Los refranes de don Camilo y el abuelo

Camilo José Cela no nació en Vila de Cruces, sino en Iria Flavia. Pero hay un dicho en lo profundo del rico refranero gallego, de esos que alguna vez le escuchamos a los abuelos, que dice que una vaca non é de onde nace, senon de onde pace, y como había en Cruces un bar que le gustaba, y tengo entendido que allí pació muy de vez en cuando, también se puede decir que era un poco de allí. 

Mi abuelo me contaba que era largo como un día sin pan —y él supo bien lo que era un día sin pan, así que figúrese la altura—, paralelismo que es, por cierto, de nuevo parte del refranero, esta vez del español. También sé de él que bebía lo suyo, cuando lo hacía, porque era un profesional de su trabajo: un mínimo de doce horas diarias de escritura dejando sólo para el descanso domingos y festivos. A diferencia de muchos otros, jamás escribía en el bar o solamente fuera de su "taller". Leía el periódico, muy despacio, y despachaba en el silencio el café, el anisete, el aguardiente de Ojén o la cerveza, con su flor en la solapa si le daba por ahí, con esa cara que siempre llevaba de desayunar niños crudos, un rictus feroz que desaparecía al mismo tiempo que los periodistas y que se transformaba en una aguda sonrisa socarrona cuando alguien —a mayor capacidad intelectual del interlocutor, más afilada la sonrisa— le daba tertulia. Y es que no era don Camilo, en realidad, el enfant terrible que la prensa daba a entender. Yo imagino que el que es inteligente habla con quien le estimule y al que intente llevarle a su terreno lo torea. 

Pero allí, en esos bares de pueblo que poco tienen de los cafés madrileños que escribió en La colmena, se daba a la charla vulgar, a lo escatológico, la gracieta, hablaba con embrutecidos pero simpáticos parroquianos, muchos de los cuales no sabían leer ni escribir pero sabían quién era —si en Padrón conocen al hijo de Minguiño que emigró a Argentina y se hizo médico de poca monta, imagínese si les sonará el Premio Nobel del pueblo—. Era, en definitiva, un gallego de aldra más. Cosmopolita, emigrado, lúcido, pero autóctono al fin y al cabo. Le delataba la prominencia de la frente, que se abombaba hacia atrás en la zona del cogote dándole el aspecto tan gallego, de nariz para arriba, como de buey tranquilo, desmintiendo la quijada larga y flaca que delataba la procedencia británica de su apellido —Trulock—, que se fue haciendo, con los años, más carnosa y más gallega.

Entradas del listado:
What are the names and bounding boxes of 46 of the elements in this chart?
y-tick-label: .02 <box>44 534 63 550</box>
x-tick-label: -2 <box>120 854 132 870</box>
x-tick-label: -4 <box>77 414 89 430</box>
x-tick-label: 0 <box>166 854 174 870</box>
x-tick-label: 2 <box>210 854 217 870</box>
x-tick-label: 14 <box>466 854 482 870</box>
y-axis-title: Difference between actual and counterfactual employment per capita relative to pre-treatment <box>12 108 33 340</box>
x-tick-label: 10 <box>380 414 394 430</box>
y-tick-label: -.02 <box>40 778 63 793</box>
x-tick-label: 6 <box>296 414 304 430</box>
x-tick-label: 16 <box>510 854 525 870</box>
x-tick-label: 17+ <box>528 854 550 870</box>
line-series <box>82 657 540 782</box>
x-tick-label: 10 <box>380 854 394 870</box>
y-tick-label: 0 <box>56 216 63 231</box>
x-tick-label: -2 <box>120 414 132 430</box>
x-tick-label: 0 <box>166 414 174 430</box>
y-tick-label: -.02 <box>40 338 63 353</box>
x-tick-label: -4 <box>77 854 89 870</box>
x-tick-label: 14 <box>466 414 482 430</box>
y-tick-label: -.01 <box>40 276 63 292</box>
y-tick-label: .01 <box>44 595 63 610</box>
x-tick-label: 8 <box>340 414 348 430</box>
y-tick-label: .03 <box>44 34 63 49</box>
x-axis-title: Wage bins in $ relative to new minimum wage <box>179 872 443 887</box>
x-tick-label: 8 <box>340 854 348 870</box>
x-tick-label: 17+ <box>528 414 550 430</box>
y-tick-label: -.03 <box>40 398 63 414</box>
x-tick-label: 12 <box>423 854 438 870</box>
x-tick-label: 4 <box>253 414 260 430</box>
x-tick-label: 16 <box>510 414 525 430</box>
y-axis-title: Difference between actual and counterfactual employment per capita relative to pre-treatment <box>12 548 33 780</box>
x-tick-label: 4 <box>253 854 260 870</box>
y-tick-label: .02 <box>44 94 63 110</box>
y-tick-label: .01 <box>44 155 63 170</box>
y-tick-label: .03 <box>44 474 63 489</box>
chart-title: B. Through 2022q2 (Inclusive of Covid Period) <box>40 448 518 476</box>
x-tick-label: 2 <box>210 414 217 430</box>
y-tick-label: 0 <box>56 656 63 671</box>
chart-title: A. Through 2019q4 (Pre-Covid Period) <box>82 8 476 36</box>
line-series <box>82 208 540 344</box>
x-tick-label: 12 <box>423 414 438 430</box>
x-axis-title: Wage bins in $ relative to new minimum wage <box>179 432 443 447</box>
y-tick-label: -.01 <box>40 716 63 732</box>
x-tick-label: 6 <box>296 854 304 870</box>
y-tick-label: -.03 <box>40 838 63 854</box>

Consigna:
Copia el tramo del fragmento sobre Camilo José Cela que va desde "Pero allí, en" hasta "y más gallega.", y sustituye "parroquianos" por "vecinos". El listado es material independiente y no guarda relación con el fragmento.

Respuesta:
Pero allí, en esos bares de pueblo que poco tienen de los cafés madrileños que escribió en La colmena, se daba a la charla vulgar, a lo escatológico, la gracieta, hablaba con embrutecidos pero simpáticos vecinos, muchos de los cuales no sabían leer ni escribir pero sabían quién era —si en Padrón conocen al hijo de Minguiño que emigró a Argentina y se hizo médico de poca monta, imagínese si les sonará el Premio Nobel del pueblo—. Era, en definitiva, un gallego de aldra más. Cosmopolita, emigrado, lúcido, pero autóctono al fin y al cabo. Le delataba la prominencia de la frente, que se abombaba hacia atrás en la zona del cogote dándole el aspecto tan gallego, de nariz para arriba, como de buey tranquilo, desmintiendo la quijada larga y flaca que delataba la procedencia británica de su apellido —Trulock—, que se fue haciendo, con los años, más carnosa y más gallega.